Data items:
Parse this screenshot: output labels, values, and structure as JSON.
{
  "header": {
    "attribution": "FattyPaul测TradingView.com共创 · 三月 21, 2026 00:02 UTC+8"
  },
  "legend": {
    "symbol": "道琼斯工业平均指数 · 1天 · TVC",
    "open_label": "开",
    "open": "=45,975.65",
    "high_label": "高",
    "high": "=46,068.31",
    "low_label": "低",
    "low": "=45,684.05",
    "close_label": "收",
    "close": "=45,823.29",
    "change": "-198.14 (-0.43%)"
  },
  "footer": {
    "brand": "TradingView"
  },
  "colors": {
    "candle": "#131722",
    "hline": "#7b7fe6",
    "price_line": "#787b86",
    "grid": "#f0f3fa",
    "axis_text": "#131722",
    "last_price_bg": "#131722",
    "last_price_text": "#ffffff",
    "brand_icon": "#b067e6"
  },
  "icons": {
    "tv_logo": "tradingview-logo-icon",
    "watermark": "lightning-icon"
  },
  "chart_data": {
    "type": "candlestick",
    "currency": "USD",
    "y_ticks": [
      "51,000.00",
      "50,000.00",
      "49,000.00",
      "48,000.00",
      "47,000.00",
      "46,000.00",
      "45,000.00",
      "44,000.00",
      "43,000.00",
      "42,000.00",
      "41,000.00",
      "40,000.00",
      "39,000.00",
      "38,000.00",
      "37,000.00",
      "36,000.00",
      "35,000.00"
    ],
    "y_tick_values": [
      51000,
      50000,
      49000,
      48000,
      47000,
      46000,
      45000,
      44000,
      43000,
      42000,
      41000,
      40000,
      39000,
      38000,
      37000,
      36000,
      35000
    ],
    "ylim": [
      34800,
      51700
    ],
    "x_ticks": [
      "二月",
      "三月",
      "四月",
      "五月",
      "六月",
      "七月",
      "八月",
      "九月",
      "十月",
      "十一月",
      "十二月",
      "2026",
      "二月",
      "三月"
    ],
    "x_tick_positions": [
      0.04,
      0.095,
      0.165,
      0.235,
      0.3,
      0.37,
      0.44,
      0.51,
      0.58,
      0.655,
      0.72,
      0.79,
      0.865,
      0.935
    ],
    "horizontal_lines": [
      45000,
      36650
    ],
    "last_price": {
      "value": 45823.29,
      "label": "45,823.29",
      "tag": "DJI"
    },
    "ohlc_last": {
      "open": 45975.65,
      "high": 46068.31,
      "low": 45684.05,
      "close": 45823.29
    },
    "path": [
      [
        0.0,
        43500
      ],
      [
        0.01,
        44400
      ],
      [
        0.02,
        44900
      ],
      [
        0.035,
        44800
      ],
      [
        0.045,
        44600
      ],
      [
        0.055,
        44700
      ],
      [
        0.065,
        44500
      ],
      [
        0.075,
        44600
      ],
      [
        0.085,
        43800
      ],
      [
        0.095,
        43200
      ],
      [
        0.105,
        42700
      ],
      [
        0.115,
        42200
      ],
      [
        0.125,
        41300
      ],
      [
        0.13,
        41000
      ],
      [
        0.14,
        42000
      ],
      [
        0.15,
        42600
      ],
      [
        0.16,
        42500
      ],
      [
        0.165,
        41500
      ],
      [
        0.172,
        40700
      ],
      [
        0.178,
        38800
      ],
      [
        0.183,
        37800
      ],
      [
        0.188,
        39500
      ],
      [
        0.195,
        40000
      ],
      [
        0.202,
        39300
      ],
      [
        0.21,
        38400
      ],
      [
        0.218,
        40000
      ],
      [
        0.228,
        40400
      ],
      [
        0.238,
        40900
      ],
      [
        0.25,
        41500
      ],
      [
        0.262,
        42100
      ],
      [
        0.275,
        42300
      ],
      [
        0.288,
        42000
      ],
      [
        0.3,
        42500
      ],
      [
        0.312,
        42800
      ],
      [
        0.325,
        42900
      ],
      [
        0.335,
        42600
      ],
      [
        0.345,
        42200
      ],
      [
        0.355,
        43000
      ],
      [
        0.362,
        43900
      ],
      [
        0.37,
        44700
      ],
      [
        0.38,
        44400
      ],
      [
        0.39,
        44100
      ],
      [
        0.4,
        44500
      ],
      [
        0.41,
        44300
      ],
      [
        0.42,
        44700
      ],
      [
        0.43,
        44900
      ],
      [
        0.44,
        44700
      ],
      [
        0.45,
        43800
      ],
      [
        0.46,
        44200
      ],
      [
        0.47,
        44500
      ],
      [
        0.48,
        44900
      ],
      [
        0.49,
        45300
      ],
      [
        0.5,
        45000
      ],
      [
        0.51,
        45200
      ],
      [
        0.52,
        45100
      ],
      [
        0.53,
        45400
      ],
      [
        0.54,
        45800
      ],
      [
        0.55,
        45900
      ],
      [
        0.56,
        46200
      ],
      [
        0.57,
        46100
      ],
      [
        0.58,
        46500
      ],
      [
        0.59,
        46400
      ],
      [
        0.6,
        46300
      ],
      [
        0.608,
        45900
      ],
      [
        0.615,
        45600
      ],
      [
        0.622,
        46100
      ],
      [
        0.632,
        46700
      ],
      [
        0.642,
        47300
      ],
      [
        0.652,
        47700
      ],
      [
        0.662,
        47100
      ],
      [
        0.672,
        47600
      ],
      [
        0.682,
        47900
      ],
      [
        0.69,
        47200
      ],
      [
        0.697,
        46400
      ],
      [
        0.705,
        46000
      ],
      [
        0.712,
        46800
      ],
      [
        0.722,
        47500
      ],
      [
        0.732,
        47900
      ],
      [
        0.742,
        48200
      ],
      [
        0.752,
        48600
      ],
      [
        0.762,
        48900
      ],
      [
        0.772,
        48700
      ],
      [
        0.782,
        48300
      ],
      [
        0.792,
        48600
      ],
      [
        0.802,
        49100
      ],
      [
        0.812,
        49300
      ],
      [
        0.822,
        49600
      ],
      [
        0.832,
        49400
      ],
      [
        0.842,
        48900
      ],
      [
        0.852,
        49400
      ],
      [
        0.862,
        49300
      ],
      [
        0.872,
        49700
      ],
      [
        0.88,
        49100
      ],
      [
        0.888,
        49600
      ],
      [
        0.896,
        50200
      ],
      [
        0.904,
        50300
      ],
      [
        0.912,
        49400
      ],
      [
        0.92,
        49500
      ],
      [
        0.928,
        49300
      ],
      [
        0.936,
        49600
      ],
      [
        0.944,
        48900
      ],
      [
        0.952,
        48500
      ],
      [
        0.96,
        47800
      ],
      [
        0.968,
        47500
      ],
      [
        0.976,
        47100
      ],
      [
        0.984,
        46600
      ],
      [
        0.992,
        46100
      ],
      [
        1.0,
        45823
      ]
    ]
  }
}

- WHAT TO WORK ON
Your task is to output the full set of records exactly as presented.

- ANSWER
Parse this screenshot: output labels, values, and structure as JSON.
{
  "header": {
    "attribution": "FattyPaul测TradingView.com共创 · 三月 21, 2026 00:02 UTC+8"
  },
  "legend": {
    "symbol": "道琼斯工业平均指数 · 1天 · TVC",
    "open_label": "开",
    "open": "=45,975.65",
    "high_label": "高",
    "high": "=46,068.31",
    "low_label": "低",
    "low": "=45,684.05",
    "close_label": "收",
    "close": "=45,823.29",
    "change": "-198.14 (-0.43%)"
  },
  "footer": {
    "brand": "TradingView"
  },
  "colors": {
    "candle": "#131722",
    "hline": "#7b7fe6",
    "price_line": "#787b86",
    "grid": "#f0f3fa",
    "axis_text": "#131722",
    "last_price_bg": "#131722",
    "last_price_text": "#ffffff",
    "brand_icon": "#b067e6"
  },
  "icons": {
    "tv_logo": "tradingview-logo-icon",
    "watermark": "lightning-icon"
  },
  "chart_data": {
    "type": "candlestick",
    "currency": "USD",
    "y_ticks": [
      "51,000.00",
      "50,000.00",
      "49,000.00",
      "48,000.00",
      "47,000.00",
      "46,000.00",
      "45,000.00",
      "44,000.00",
      "43,000.00",
      "42,000.00",
      "41,000.00",
      "40,000.00",
      "39,000.00",
      "38,000.00",
      "37,000.00",
      "36,000.00",
      "35,000.00"
    ],
    "y_tick_values": [
      51000,
      50000,
      49000,
      48000,
      47000,
      46000,
      45000,
      44000,
      43000,
      42000,
      41000,
      40000,
      39000,
      38000,
      37000,
      36000,
      35000
    ],
    "ylim": [
      34800,
      51700
    ],
    "x_ticks": [
      "二月",
      "三月",
      "四月",
      "五月",
      "六月",
      "七月",
      "八月",
      "九月",
      "十月",
      "十一月",
      "十二月",
      "2026",
      "二月",
      "三月"
    ],
    "x_tick_positions": [
      0.04,
      0.095,
      0.165,
      0.235,
      0.3,
      0.37,
      0.44,
      0.51,
      0.58,
      0.655,
      0.72,
      0.79,
      0.865,
      0.935
    ],
    "horizontal_lines": [
      45000,
      36650
    ],
    "last_price": {
      "value": 45823.29,
      "label": "45,823.29",
      "tag": "DJI"
    },
    "ohlc_last": {
      "open": 45975.65,
      "high": 46068.31,
      "low": 45684.05,
      "close": 45823.29
    },
    "path": [
      [
        0.0,
        43500
      ],
      [
        0.01,
        44400
      ],
      [
        0.02,
        44900
      ],
      [
        0.035,
        44800
      ],
      [
        0.045,
        44600
      ],
      [
        0.055,
        44700
      ],
      [
        0.065,
        44500
      ],
      [
        0.075,
        44600
      ],
      [
        0.085,
        43800
      ],
      [
        0.095,
        43200
      ],
      [
        0.105,
        42700
      ],
      [
        0.115,
        42200
      ],
      [
        0.125,
        41300
      ],
      [
        0.13,
        41000
      ],
      [
        0.14,
        42000
      ],
      [
        0.15,
        42600
      ],
      [
        0.16,
        42500
      ],
      [
        0.165,
        41500
      ],
      [
        0.172,
        40700
      ],
      [
        0.178,
        38800
      ],
      [
        0.183,
        37800
      ],
      [
        0.188,
        39500
      ],
      [
        0.195,
        40000
      ],
      [
        0.202,
        39300
      ],
      [
        0.21,
        38400
      ],
      [
        0.218,
        40000
      ],
      [
        0.228,
        40400
      ],
      [
        0.238,
        40900
      ],
      [
        0.25,
        41500
      ],
      [
        0.262,
        42100
      ],
      [
        0.275,
        42300
      ],
      [
        0.288,
        42000
      ],
      [
        0.3,
        42500
      ],
      [
        0.312,
        42800
      ],
      [
        0.325,
        42900
      ],
      [
        0.335,
        42600
      ],
      [
        0.345,
        42200
      ],
      [
        0.355,
        43000
      ],
      [
        0.362,
        43900
      ],
      [
        0.37,
        44700
      ],
      [
        0.38,
        44400
      ],
      [
        0.39,
        44100
      ],
      [
        0.4,
        44500
      ],
      [
        0.41,
        44300
      ],
      [
        0.42,
        44700
      ],
      [
        0.43,
        44900
      ],
      [
        0.44,
        44700
      ],
      [
        0.45,
        43800
      ],
      [
        0.46,
        44200
      ],
      [
        0.47,
        44500
      ],
      [
        0.48,
        44900
      ],
      [
        0.49,
        45300
      ],
      [
        0.5,
        45000
      ],
      [
        0.51,
        45200
      ],
      [
        0.52,
        45100
      ],
      [
        0.53,
        45400
      ],
      [
        0.54,
        45800
      ],
      [
        0.55,
        45900
      ],
      [
        0.56,
        46200
      ],
      [
        0.57,
        46100
      ],
      [
        0.58,
        46500
      ],
      [
        0.59,
        46400
      ],
      [
        0.6,
        46300
      ],
      [
        0.608,
        45900
      ],
      [
        0.615,
        45600
      ],
      [
        0.622,
        46100
      ],
      [
        0.632,
        46700
      ],
      [
        0.642,
        47300
      ],
      [
        0.652,
        47700
      ],
      [
        0.662,
        47100
      ],
      [
        0.672,
        47600
      ],
      [
        0.682,
        47900
      ],
      [
        0.69,
        47200
      ],
      [
        0.697,
        46400
      ],
      [
        0.705,
        46000
      ],
      [
        0.712,
        46800
      ],
      [
        0.722,
        47500
      ],
      [
        0.732,
        47900
      ],
      [
        0.742,
        48200
      ],
      [
        0.752,
        48600
      ],
      [
        0.762,
        48900
      ],
      [
        0.772,
        48700
      ],
      [
        0.782,
        48300
      ],
      [
        0.792,
        48600
      ],
      [
        0.802,
        49100
      ],
      [
        0.812,
        49300
      ],
      [
        0.822,
        49600
      ],
      [
        0.832,
        49400
      ],
      [
        0.842,
        48900
      ],
      [
        0.852,
        49400
      ],
      [
        0.862,
        49300
      ],
      [
        0.872,
        49700
      ],
      [
        0.88,
        49100
      ],
      [
        0.888,
        49600
      ],
      [
        0.896,
        50200
      ],
      [
        0.904,
        50300
      ],
      [
        0.912,
        49400
      ],
      [
        0.92,
        49500
      ],
      [
        0.928,
        49300
      ],
      [
        0.936,
        49600
      ],
      [
        0.944,
        48900
      ],
      [
        0.952,
        48500
      ],
      [
        0.96,
        47800
      ],
      [
        0.968,
        47500
      ],
      [
        0.976,
        47100
      ],
      [
        0.984,
        46600
      ],
      [
        0.992,
        46100
      ],
      [
        1.0,
        45823
      ]
    ]
  }
}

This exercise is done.